> [Short problem]: Exact reproduction of the data is required, with images excluded.

========================

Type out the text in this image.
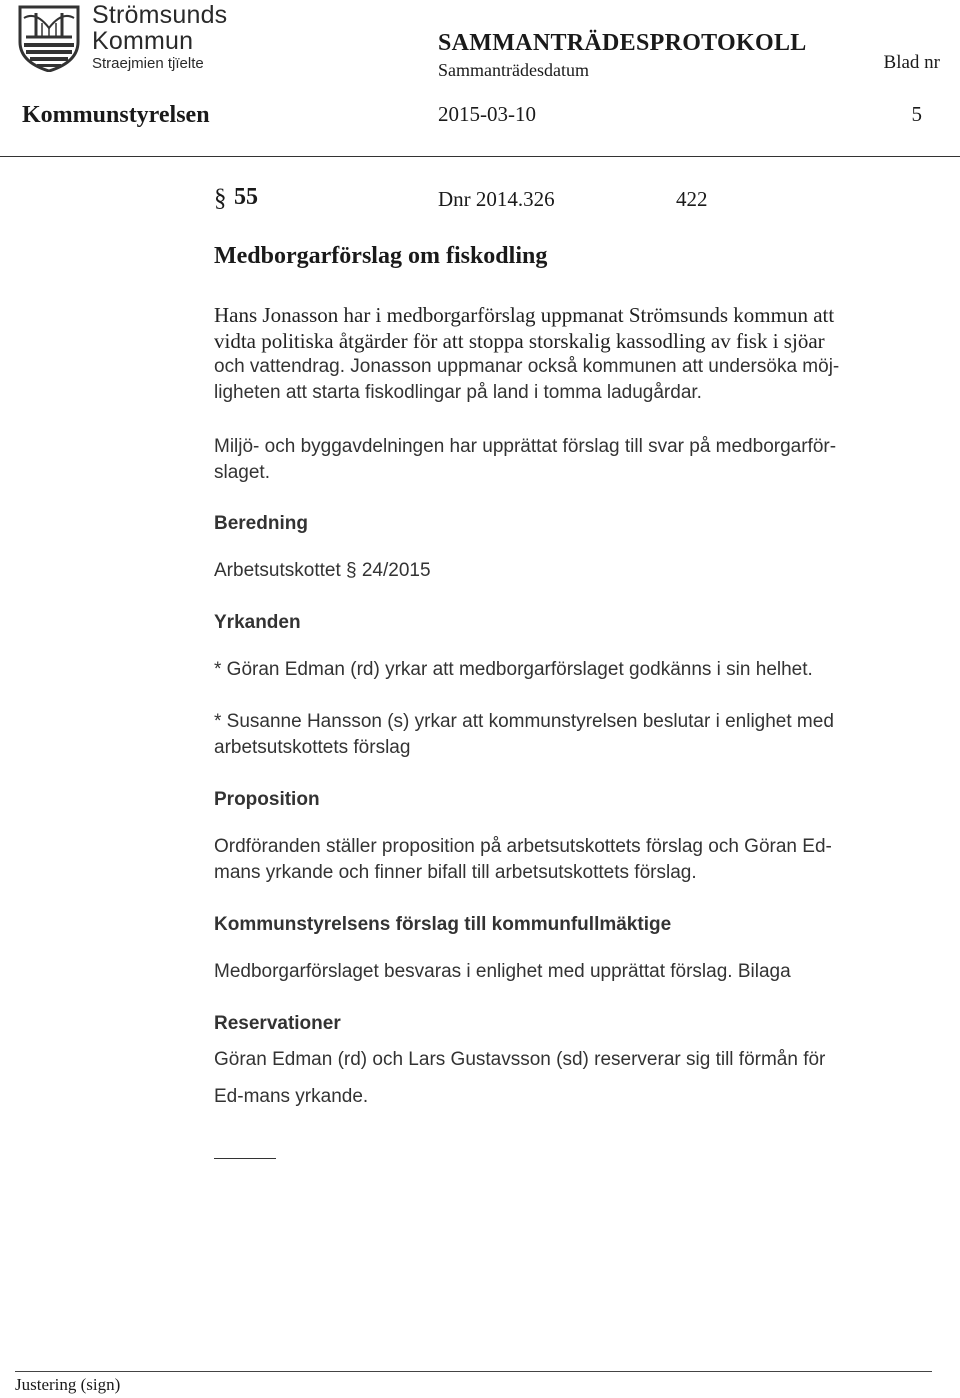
Strömsunds
Kommun
Straejmien tjïelte
SAMMANTRÄDESPROTOKOLL
Sammanträdesdatum	Blad nr
Kommunstyrelsen	2015-03-10	5
§ 55	Dnr 2014.326	422
Medborgarförslag om fiskodling
Hans Jonasson har i medborgarförslag uppmanat Strömsunds kommun att
vidta politiska åtgärder för att stoppa storskalig kassodling av fisk i sjöar
och vattendrag. Jonasson uppmanar också kommunen att undersöka möj-
ligheten att starta fiskodlingar på land i tomma ladugårdar.
Miljö- och byggavdelningen har upprättat förslag till svar på medborgarför-
slaget.
Beredning
Arbetsutskottet § 24/2015
Yrkanden
* Göran Edman (rd) yrkar att medborgarförslaget godkänns i sin helhet.
* Susanne Hansson (s) yrkar att kommunstyrelsen beslutar i enlighet med
arbetsutskottets förslag
Proposition
Ordföranden ställer proposition på arbetsutskottets förslag och Göran Ed-
mans yrkande och finner bifall till arbetsutskottets förslag.
Kommunstyrelsens förslag till kommunfullmäktige
Medborgarförslaget besvaras i enlighet med upprättat förslag. Bilaga
Reservationer
Göran Edman (rd) och Lars Gustavsson (sd) reserverar sig till förmån för
Ed-mans yrkande.
Justering (sign)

========================

> [Correct response]:
Type out the text in this image.
Strömsunds
Kommun
Straejmien tjïelte
SAMMANTRÄDESPROTOKOLL
Sammanträdesdatum	Blad nr
Kommunstyrelsen	2015-03-10	5
§ 55	Dnr 2014.326	422
Medborgarförslag om fiskodling
Hans Jonasson har i medborgarförslag uppmanat Strömsunds kommun att
vidta politiska åtgärder för att stoppa storskalig kassodling av fisk i sjöar
och vattendrag. Jonasson uppmanar också kommunen att undersöka möj-
ligheten att starta fiskodlingar på land i tomma ladugårdar.
Miljö- och byggavdelningen har upprättat förslag till svar på medborgarför-
slaget.
Beredning
Arbetsutskottet § 24/2015
Yrkanden
* Göran Edman (rd) yrkar att medborgarförslaget godkänns i sin helhet.
* Susanne Hansson (s) yrkar att kommunstyrelsen beslutar i enlighet med
arbetsutskottets förslag
Proposition
Ordföranden ställer proposition på arbetsutskottets förslag och Göran Ed-
mans yrkande och finner bifall till arbetsutskottets förslag.
Kommunstyrelsens förslag till kommunfullmäktige
Medborgarförslaget besvaras i enlighet med upprättat förslag. Bilaga
Reservationer
Göran Edman (rd) och Lars Gustavsson (sd) reserverar sig till förmån för
Ed-mans yrkande.
Justering (sign)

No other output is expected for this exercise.